> **Records for this task**
====================

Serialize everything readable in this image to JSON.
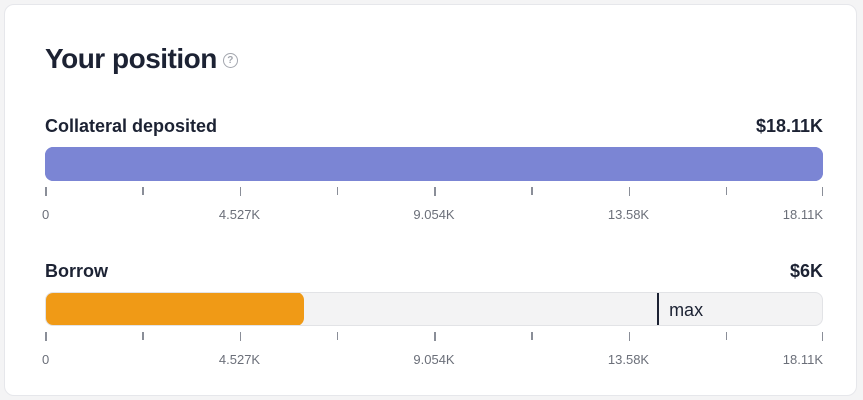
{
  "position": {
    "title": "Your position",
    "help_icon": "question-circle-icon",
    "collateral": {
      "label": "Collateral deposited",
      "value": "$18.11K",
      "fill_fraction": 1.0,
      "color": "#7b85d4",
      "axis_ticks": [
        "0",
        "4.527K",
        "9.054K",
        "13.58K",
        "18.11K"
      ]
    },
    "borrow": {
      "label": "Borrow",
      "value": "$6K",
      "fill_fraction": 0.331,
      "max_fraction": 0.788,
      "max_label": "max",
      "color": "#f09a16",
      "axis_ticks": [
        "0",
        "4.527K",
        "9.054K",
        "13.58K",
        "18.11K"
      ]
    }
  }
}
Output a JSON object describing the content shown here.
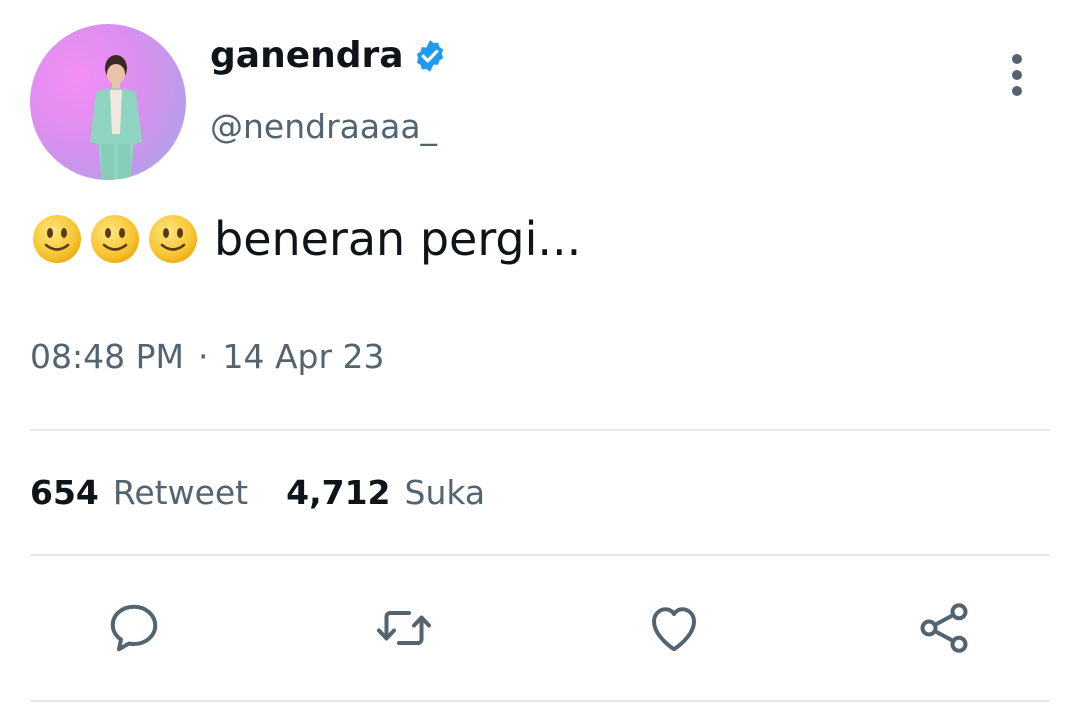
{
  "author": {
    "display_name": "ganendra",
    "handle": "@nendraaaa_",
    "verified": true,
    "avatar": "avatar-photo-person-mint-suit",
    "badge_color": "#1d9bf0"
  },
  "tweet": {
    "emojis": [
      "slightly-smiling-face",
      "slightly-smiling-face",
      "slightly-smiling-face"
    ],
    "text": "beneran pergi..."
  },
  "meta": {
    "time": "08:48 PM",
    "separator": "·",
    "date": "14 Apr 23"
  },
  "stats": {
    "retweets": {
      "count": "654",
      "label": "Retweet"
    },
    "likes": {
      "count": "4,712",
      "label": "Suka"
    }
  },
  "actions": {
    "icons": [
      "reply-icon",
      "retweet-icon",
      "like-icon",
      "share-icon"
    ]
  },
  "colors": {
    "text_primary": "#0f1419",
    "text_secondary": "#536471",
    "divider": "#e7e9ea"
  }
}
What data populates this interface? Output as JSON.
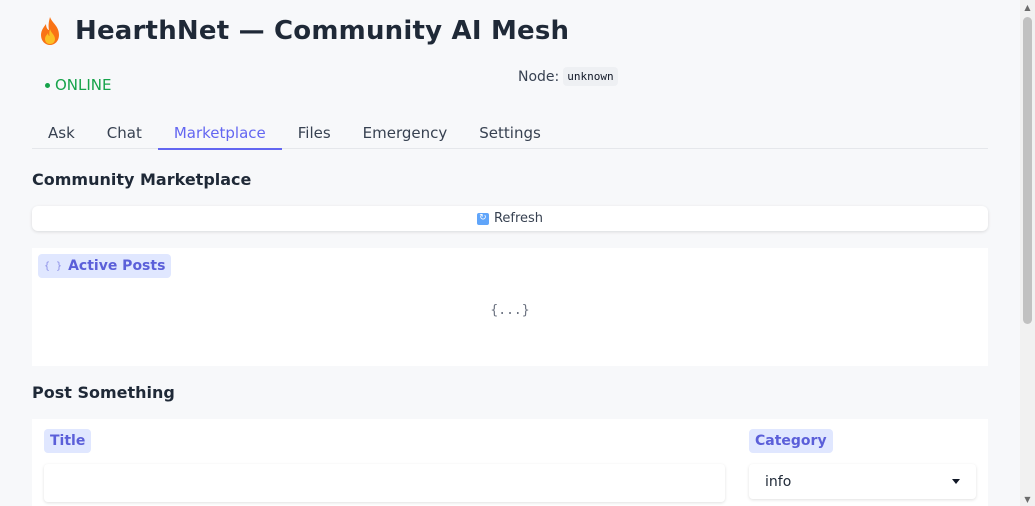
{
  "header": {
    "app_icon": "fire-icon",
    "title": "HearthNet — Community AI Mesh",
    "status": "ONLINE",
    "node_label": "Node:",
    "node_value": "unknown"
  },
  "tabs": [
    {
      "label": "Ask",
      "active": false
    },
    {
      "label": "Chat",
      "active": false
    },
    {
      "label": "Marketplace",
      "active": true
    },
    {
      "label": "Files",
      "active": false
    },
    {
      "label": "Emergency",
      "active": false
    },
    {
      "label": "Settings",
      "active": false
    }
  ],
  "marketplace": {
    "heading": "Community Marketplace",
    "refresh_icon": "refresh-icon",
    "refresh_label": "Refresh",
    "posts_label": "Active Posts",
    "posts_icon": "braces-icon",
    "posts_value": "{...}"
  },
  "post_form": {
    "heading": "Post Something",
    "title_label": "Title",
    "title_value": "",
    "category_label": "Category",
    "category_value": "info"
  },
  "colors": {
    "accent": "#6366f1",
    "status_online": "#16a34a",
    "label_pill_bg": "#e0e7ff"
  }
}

====================

> **Prompt**
What is the number of lines in these records that contain "heading"? Reply with the number only.

> **Response below**
2